• **PROBLEM TO SOLVE**: Each line below should be retyped exactly, with no pictures.

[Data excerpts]

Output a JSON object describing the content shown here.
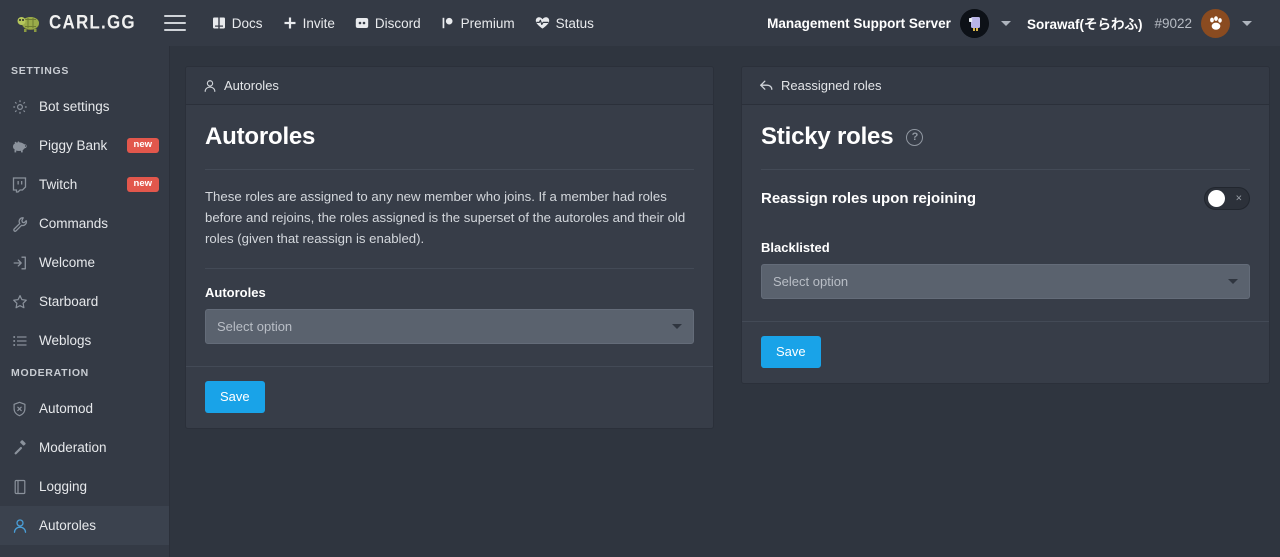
{
  "topbar": {
    "brand": "CARL.GG",
    "brand_logo_icon": "turtle-icon",
    "menu_icon": "hamburger-icon",
    "nav": [
      {
        "label": "Docs",
        "icon": "book-icon"
      },
      {
        "label": "Invite",
        "icon": "plus-icon"
      },
      {
        "label": "Discord",
        "icon": "discord-icon"
      },
      {
        "label": "Premium",
        "icon": "lollipop-icon"
      },
      {
        "label": "Status",
        "icon": "heartbeat-icon"
      }
    ],
    "server_name": "Management Support Server",
    "server_avatar_icon": "server-avatar",
    "user_name": "Sorawaf(そらわふ)",
    "user_discriminator": "#9022",
    "user_avatar_icon": "paw-avatar",
    "dropdown_caret_icon": "chevron-down-icon"
  },
  "sidebar": {
    "sections": [
      {
        "title": "SETTINGS",
        "items": [
          {
            "label": "Bot settings",
            "icon": "gear-icon",
            "badge": null,
            "active": false
          },
          {
            "label": "Piggy Bank",
            "icon": "piggy-bank-icon",
            "badge": "new",
            "active": false
          },
          {
            "label": "Twitch",
            "icon": "twitch-icon",
            "badge": "new",
            "active": false
          },
          {
            "label": "Commands",
            "icon": "wrench-icon",
            "badge": null,
            "active": false
          },
          {
            "label": "Welcome",
            "icon": "sign-in-icon",
            "badge": null,
            "active": false
          },
          {
            "label": "Starboard",
            "icon": "star-icon",
            "badge": null,
            "active": false
          },
          {
            "label": "Weblogs",
            "icon": "list-icon",
            "badge": null,
            "active": false
          }
        ]
      },
      {
        "title": "MODERATION",
        "items": [
          {
            "label": "Automod",
            "icon": "shield-x-icon",
            "badge": null,
            "active": false
          },
          {
            "label": "Moderation",
            "icon": "gavel-icon",
            "badge": null,
            "active": false
          },
          {
            "label": "Logging",
            "icon": "book-closed-icon",
            "badge": null,
            "active": false
          },
          {
            "label": "Autoroles",
            "icon": "user-icon",
            "badge": null,
            "active": true
          }
        ]
      }
    ]
  },
  "autoroles_card": {
    "header_label": "Autoroles",
    "header_icon": "user-icon",
    "title": "Autoroles",
    "description": "These roles are assigned to any new member who joins. If a member had roles before and rejoins, the roles assigned is the superset of the autoroles and their old roles (given that reassign is enabled).",
    "field_label": "Autoroles",
    "select_placeholder": "Select option",
    "save_label": "Save"
  },
  "sticky_card": {
    "header_label": "Reassigned roles",
    "header_icon": "reply-arrow-icon",
    "title": "Sticky roles",
    "help_icon": "question-mark-icon",
    "help_glyph": "?",
    "toggle_label": "Reassign roles upon rejoining",
    "toggle_state": "off",
    "toggle_off_glyph": "×",
    "field_label": "Blacklisted",
    "select_placeholder": "Select option",
    "save_label": "Save"
  },
  "colors": {
    "page_bg": "#2f353f",
    "panel_bg": "#343a45",
    "card_bg": "#373d48",
    "accent_blue": "#19a3e8",
    "active_blue": "#4a9fd8",
    "badge_red": "#e2574c",
    "select_bg": "#5a626e"
  }
}
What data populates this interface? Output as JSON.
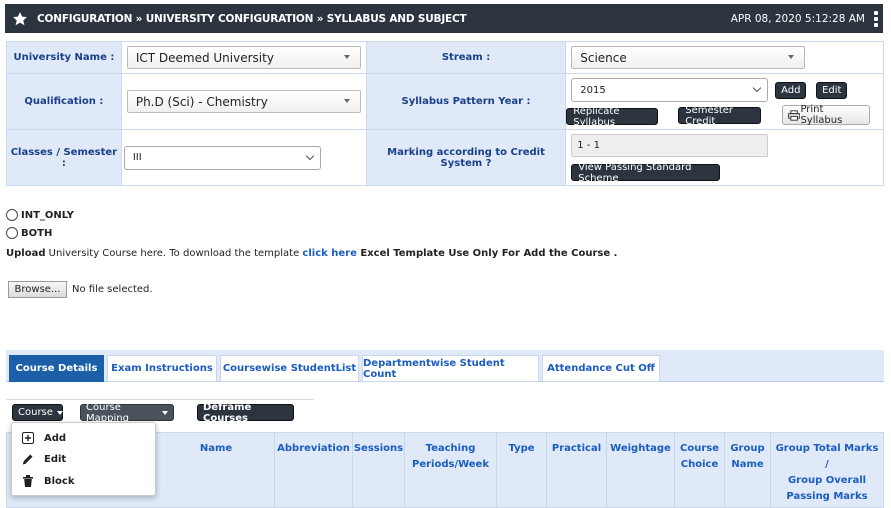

• **FINAL ANSWER**:
Output a JSON object describing the content shown here.
{
  "topbar": {
    "brand": "CARL.GG",
    "brand_logo_icon": "turtle-icon",
    "menu_icon": "hamburger-icon",
    "nav": [
      {
        "label": "Docs",
        "icon": "book-icon"
      },
      {
        "label": "Invite",
        "icon": "plus-icon"
      },
      {
        "label": "Discord",
        "icon": "discord-icon"
      },
      {
        "label": "Premium",
        "icon": "lollipop-icon"
      },
      {
        "label": "Status",
        "icon": "heartbeat-icon"
      }
    ],
    "server_name": "Management Support Server",
    "server_avatar_icon": "server-avatar",
    "user_name": "Sorawaf(そらわふ)",
    "user_discriminator": "#9022",
    "user_avatar_icon": "paw-avatar",
    "dropdown_caret_icon": "chevron-down-icon"
  },
  "sidebar": {
    "sections": [
      {
        "title": "SETTINGS",
        "items": [
          {
            "label": "Bot settings",
            "icon": "gear-icon",
            "badge": null,
            "active": false
          },
          {
            "label": "Piggy Bank",
            "icon": "piggy-bank-icon",
            "badge": "new",
            "active": false
          },
          {
            "label": "Twitch",
            "icon": "twitch-icon",
            "badge": "new",
            "active": false
          },
          {
            "label": "Commands",
            "icon": "wrench-icon",
            "badge": null,
            "active": false
          },
          {
            "label": "Welcome",
            "icon": "sign-in-icon",
            "badge": null,
            "active": false
          },
          {
            "label": "Starboard",
            "icon": "star-icon",
            "badge": null,
            "active": false
          },
          {
            "label": "Weblogs",
            "icon": "list-icon",
            "badge": null,
            "active": false
          }
        ]
      },
      {
        "title": "MODERATION",
        "items": [
          {
            "label": "Automod",
            "icon": "shield-x-icon",
            "badge": null,
            "active": false
          },
          {
            "label": "Moderation",
            "icon": "gavel-icon",
            "badge": null,
            "active": false
          },
          {
            "label": "Logging",
            "icon": "book-closed-icon",
            "badge": null,
            "active": false
          },
          {
            "label": "Autoroles",
            "icon": "user-icon",
            "badge": null,
            "active": true
          }
        ]
      }
    ]
  },
  "autoroles_card": {
    "header_label": "Autoroles",
    "header_icon": "user-icon",
    "title": "Autoroles",
    "description": "These roles are assigned to any new member who joins. If a member had roles before and rejoins, the roles assigned is the superset of the autoroles and their old roles (given that reassign is enabled).",
    "field_label": "Autoroles",
    "select_placeholder": "Select option",
    "save_label": "Save"
  },
  "sticky_card": {
    "header_label": "Reassigned roles",
    "header_icon": "reply-arrow-icon",
    "title": "Sticky roles",
    "help_icon": "question-mark-icon",
    "help_glyph": "?",
    "toggle_label": "Reassign roles upon rejoining",
    "toggle_state": "off",
    "toggle_off_glyph": "×",
    "field_label": "Blacklisted",
    "select_placeholder": "Select option",
    "save_label": "Save"
  },
  "colors": {
    "page_bg": "#2f353f",
    "panel_bg": "#343a45",
    "card_bg": "#373d48",
    "accent_blue": "#19a3e8",
    "active_blue": "#4a9fd8",
    "badge_red": "#e2574c",
    "select_bg": "#5a626e"
  }
}
What data populates this interface? Output as JSON.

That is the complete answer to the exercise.